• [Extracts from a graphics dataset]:
┌──

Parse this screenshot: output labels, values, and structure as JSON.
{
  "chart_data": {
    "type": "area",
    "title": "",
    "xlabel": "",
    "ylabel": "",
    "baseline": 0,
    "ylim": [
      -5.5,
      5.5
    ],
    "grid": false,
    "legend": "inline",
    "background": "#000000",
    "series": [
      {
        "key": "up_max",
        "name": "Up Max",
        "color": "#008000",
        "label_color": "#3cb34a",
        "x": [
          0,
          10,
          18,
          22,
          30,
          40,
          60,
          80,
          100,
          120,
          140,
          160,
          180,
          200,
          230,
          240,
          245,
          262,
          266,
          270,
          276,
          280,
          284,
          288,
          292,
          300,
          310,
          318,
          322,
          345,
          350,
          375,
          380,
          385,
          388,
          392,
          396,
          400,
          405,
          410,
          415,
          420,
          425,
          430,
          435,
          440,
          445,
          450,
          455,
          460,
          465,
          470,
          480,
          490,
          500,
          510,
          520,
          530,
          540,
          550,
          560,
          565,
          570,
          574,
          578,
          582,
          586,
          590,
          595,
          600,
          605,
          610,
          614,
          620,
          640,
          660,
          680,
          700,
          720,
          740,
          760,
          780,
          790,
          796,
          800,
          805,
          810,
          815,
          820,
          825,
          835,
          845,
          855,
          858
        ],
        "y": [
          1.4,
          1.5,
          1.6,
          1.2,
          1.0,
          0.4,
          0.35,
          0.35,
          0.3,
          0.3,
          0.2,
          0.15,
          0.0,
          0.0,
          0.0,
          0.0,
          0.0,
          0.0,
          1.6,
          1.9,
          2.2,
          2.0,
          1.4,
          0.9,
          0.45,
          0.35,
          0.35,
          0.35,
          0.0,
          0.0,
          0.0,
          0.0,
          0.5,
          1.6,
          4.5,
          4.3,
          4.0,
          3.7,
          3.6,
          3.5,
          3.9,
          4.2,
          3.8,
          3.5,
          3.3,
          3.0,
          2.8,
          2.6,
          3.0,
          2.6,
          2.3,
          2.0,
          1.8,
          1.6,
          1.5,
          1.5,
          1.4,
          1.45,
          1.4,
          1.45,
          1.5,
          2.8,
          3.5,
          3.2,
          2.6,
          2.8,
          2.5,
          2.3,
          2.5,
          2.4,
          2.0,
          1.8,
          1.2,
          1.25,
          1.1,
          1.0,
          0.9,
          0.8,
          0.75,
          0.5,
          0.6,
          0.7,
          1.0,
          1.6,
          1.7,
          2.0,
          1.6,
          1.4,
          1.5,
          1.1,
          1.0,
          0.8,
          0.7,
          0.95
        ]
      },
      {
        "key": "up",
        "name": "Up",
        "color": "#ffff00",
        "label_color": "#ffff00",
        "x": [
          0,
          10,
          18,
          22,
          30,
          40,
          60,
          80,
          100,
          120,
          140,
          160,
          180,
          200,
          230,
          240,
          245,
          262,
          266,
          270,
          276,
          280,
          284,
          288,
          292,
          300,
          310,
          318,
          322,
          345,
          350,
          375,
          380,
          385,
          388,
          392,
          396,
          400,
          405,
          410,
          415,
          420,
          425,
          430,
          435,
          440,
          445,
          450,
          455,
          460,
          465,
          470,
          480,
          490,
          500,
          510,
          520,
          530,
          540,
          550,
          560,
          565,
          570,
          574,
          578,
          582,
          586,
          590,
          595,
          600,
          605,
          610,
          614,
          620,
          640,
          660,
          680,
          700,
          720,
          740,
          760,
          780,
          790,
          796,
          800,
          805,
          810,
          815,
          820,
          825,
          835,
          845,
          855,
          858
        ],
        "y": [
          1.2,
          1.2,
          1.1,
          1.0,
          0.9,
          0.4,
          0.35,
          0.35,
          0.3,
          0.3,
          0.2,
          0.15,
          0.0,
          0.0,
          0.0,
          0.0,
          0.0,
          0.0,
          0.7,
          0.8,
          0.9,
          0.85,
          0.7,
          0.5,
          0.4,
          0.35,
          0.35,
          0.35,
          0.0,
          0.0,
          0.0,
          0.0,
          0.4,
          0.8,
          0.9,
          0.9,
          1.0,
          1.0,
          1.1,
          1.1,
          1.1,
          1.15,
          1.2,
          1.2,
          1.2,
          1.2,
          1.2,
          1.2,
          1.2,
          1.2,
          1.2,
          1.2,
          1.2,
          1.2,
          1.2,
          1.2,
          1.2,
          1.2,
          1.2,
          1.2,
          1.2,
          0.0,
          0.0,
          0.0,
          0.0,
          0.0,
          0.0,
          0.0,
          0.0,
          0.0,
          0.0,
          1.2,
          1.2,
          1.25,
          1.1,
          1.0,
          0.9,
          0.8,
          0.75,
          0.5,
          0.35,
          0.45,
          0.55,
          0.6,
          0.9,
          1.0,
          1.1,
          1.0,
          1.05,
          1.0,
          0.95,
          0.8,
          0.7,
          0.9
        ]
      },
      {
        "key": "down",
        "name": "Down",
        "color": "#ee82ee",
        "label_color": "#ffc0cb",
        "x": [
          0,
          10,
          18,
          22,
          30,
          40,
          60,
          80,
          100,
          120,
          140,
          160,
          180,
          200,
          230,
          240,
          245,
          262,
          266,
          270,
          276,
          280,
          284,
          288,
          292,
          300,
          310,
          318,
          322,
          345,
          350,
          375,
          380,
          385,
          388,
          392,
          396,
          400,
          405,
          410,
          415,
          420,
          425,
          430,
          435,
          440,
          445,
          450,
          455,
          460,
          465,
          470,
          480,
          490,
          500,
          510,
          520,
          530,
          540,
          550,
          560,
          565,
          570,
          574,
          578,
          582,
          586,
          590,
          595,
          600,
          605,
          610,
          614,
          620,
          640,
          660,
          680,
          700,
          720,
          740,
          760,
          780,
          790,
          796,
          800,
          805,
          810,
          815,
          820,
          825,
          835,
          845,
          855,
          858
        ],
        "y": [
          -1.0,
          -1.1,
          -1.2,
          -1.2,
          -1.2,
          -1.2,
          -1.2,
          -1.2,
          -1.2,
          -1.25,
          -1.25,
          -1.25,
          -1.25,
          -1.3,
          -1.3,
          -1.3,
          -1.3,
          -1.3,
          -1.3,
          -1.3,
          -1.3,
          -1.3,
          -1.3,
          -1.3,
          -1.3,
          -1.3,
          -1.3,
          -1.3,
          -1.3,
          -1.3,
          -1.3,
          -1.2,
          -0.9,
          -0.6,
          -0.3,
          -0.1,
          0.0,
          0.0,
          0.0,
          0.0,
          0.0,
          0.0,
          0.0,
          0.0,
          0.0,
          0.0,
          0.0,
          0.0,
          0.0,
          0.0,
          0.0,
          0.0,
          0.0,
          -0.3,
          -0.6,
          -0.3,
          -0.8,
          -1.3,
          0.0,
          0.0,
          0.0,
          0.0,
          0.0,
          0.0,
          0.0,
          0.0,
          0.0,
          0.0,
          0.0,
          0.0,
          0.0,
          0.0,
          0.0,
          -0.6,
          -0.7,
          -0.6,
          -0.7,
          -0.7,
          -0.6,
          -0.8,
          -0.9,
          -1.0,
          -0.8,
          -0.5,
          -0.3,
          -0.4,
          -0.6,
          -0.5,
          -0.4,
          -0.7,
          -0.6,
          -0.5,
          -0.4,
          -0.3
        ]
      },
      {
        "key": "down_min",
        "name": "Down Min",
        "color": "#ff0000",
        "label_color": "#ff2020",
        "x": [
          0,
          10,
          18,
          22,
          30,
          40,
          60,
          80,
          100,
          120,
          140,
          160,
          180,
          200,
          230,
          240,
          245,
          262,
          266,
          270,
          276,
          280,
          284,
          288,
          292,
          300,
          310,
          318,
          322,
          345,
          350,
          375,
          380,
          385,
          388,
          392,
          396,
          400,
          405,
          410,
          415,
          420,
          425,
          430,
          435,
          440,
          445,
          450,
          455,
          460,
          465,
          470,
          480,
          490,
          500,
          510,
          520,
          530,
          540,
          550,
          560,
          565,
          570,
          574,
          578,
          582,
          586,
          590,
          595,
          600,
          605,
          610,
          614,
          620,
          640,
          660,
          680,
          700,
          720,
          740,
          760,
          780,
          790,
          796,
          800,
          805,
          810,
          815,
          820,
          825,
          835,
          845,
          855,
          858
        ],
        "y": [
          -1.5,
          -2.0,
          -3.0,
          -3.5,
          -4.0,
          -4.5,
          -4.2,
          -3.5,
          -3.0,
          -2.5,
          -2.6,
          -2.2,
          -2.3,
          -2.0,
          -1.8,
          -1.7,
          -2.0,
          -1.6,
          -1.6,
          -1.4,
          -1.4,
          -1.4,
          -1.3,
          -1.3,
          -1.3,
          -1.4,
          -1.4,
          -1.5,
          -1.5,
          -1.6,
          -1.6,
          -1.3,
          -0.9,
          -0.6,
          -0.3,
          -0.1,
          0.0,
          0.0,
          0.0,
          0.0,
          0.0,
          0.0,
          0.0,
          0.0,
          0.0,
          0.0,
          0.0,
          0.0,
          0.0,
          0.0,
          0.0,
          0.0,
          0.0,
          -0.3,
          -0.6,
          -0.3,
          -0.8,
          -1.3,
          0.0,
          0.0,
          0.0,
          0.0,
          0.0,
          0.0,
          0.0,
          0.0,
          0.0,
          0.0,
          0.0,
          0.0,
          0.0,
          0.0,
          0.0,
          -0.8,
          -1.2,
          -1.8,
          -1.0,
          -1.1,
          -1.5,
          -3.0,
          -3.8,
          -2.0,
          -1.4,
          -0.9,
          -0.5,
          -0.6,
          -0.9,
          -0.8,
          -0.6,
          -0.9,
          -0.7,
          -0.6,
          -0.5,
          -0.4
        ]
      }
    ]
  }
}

└──

• [WHAT THE TASK REQUIRES]:
Answer with one number: how many lines in the listing hold "name".

• [ANSWER]:
4